PROBLEM STATEMENT:
Give every line again exactly as it appears, please, but not the pictures.

(Stored records)
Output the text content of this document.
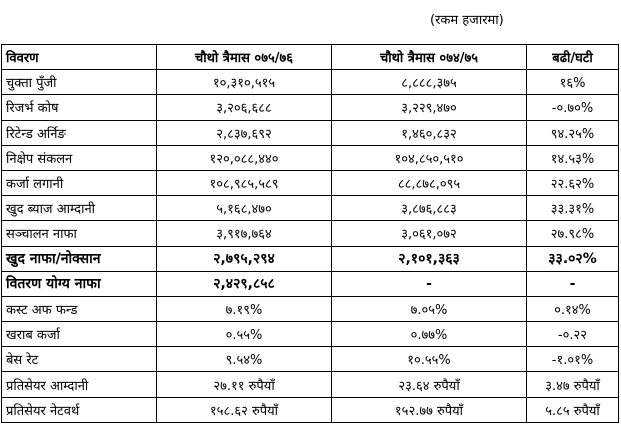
(रकम हजारमा)
विवरण	चौथो त्रैमास ०७५/७६	चौथो त्रैमास ०७४/७५	बढी/घटी
चुक्ता पुँजी	१०,३१०,५१५	८,८८८,३७५	१६%
रिजर्भ कोष	३,२०६,६८८	३,२२९,४७०	-०.७०%
रिटेन्ड अर्निङ	२,८३७,६९२	१,४६०,८३२	९४.२५%
निक्षेप संकलन	१२०,०८८,४४०	१०४,८५०,५१०	१४.५३%
कर्जा लगानी	१०८,९८५,५८९	८८,८७८,०९५	२२.६२%
खुद ब्याज आम्दानी	५,१६८,४७०	३,८७६,८८३	३३.३१%
सञ्चालन नाफा	३,९१७,७६४	३,०६१,०७२	२७.९८%
खुद नाफा/नोक्सान	२,७९५,२९४	२,१०१,३६३	३३.०२%
वितरण योग्य नाफा	२,४२९,८५८	-	-
कस्ट अफ फन्ड	७.१९%	७.०५%	०.१४%
खराब कर्जा	०.५५%	०.७७%	-०.२२
बेस रेट	९.५४%	१०.५५%	-१.०१%
प्रतिसेयर आम्दानी	२७.११ रुपैयाँ	२३.६४ रुपैयाँ	३.४७ रुपैयाँ
प्रतिसेयर नेटवर्थ	१५८.६२ रुपैयाँ	१५२.७७ रुपैयाँ	५.८५ रुपैयाँ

CORRECT RESPONSE:
Output the text content of this document.
(रकम हजारमा)
विवरण	चौथो त्रैमास ०७५/७६	चौथो त्रैमास ०७४/७५	बढी/घटी
चुक्ता पुँजी	१०,३१०,५१५	८,८८८,३७५	१६%
रिजर्भ कोष	३,२०६,६८८	३,२२९,४७०	-०.७०%
रिटेन्ड अर्निङ	२,८३७,६९२	१,४६०,८३२	९४.२५%
निक्षेप संकलन	१२०,०८८,४४०	१०४,८५०,५१०	१४.५३%
कर्जा लगानी	१०८,९८५,५८९	८८,८७८,०९५	२२.६२%
खुद ब्याज आम्दानी	५,१६८,४७०	३,८७६,८८३	३३.३१%
सञ्चालन नाफा	३,९१७,७६४	३,०६१,०७२	२७.९८%
खुद नाफा/नोक्सान	२,७९५,२९४	२,१०१,३६३	३३.०२%
वितरण योग्य नाफा	२,४२९,८५८	-	-
कस्ट अफ फन्ड	७.१९%	७.०५%	०.१४%
खराब कर्जा	०.५५%	०.७७%	-०.२२
बेस रेट	९.५४%	१०.५५%	-१.०१%
प्रतिसेयर आम्दानी	२७.११ रुपैयाँ	२३.६४ रुपैयाँ	३.४७ रुपैयाँ
प्रतिसेयर नेटवर्थ	१५८.६२ रुपैयाँ	१५२.७७ रुपैयाँ	५.८५ रुपैयाँ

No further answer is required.